## DATA FOR PROCESSING
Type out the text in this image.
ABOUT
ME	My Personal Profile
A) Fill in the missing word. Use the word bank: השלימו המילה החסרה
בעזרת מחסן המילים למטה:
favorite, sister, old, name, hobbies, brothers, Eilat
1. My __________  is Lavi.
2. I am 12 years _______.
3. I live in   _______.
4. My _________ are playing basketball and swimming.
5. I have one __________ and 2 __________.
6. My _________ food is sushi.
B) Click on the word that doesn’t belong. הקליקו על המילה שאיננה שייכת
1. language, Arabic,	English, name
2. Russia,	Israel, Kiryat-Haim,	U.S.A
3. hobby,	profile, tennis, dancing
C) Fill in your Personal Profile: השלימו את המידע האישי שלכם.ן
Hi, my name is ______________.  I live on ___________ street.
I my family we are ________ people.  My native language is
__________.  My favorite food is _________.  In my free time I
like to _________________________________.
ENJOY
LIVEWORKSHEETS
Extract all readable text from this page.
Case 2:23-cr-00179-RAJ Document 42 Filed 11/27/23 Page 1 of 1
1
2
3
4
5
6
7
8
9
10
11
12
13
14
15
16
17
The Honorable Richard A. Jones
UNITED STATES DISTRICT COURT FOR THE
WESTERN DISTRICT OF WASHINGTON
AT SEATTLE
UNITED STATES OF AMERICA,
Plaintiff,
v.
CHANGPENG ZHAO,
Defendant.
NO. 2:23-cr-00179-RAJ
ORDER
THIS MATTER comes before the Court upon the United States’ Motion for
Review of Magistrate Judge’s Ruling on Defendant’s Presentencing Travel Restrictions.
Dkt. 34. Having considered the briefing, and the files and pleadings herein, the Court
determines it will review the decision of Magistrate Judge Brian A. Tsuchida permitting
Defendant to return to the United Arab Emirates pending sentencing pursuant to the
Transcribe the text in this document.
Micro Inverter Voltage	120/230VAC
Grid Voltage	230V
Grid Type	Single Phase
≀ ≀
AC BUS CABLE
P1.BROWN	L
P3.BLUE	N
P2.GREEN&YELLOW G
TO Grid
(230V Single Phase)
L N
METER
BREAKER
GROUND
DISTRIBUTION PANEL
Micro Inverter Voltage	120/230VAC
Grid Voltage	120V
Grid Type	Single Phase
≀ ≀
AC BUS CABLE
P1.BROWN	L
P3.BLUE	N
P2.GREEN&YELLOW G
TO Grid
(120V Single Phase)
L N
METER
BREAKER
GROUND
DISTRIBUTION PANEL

## REQUEST
Quote, without alteration, the final stretch of the entries: the line with "Extract all readable text from this page." onward to the last line.

## CORRECT RESPONSE
Extract all readable text from this page.
Case 2:23-cr-00179-RAJ Document 42 Filed 11/27/23 Page 1 of 1
1
2
3
4
5
6
7
8
9
10
11
12
13
14
15
16
17
The Honorable Richard A. Jones
UNITED STATES DISTRICT COURT FOR THE
WESTERN DISTRICT OF WASHINGTON
AT SEATTLE
UNITED STATES OF AMERICA,
Plaintiff,
v.
CHANGPENG ZHAO,
Defendant.
NO. 2:23-cr-00179-RAJ
ORDER
THIS MATTER comes before the Court upon the United States’ Motion for
Review of Magistrate Judge’s Ruling on Defendant’s Presentencing Travel Restrictions.
Dkt. 34. Having considered the briefing, and the files and pleadings herein, the Court
determines it will review the decision of Magistrate Judge Brian A. Tsuchida permitting
Defendant to return to the United Arab Emirates pending sentencing pursuant to the
Transcribe the text in this document.
Micro Inverter Voltage	120/230VAC
Grid Voltage	230V
Grid Type	Single Phase
≀ ≀
AC BUS CABLE
P1.BROWN	L
P3.BLUE	N
P2.GREEN&YELLOW G
TO Grid
(230V Single Phase)
L N
METER
BREAKER
GROUND
DISTRIBUTION PANEL
Micro Inverter Voltage	120/230VAC
Grid Voltage	120V
Grid Type	Single Phase
≀ ≀
AC BUS CABLE
P1.BROWN	L
P3.BLUE	N
P2.GREEN&YELLOW G
TO Grid
(120V Single Phase)
L N
METER
BREAKER
GROUND
DISTRIBUTION PANEL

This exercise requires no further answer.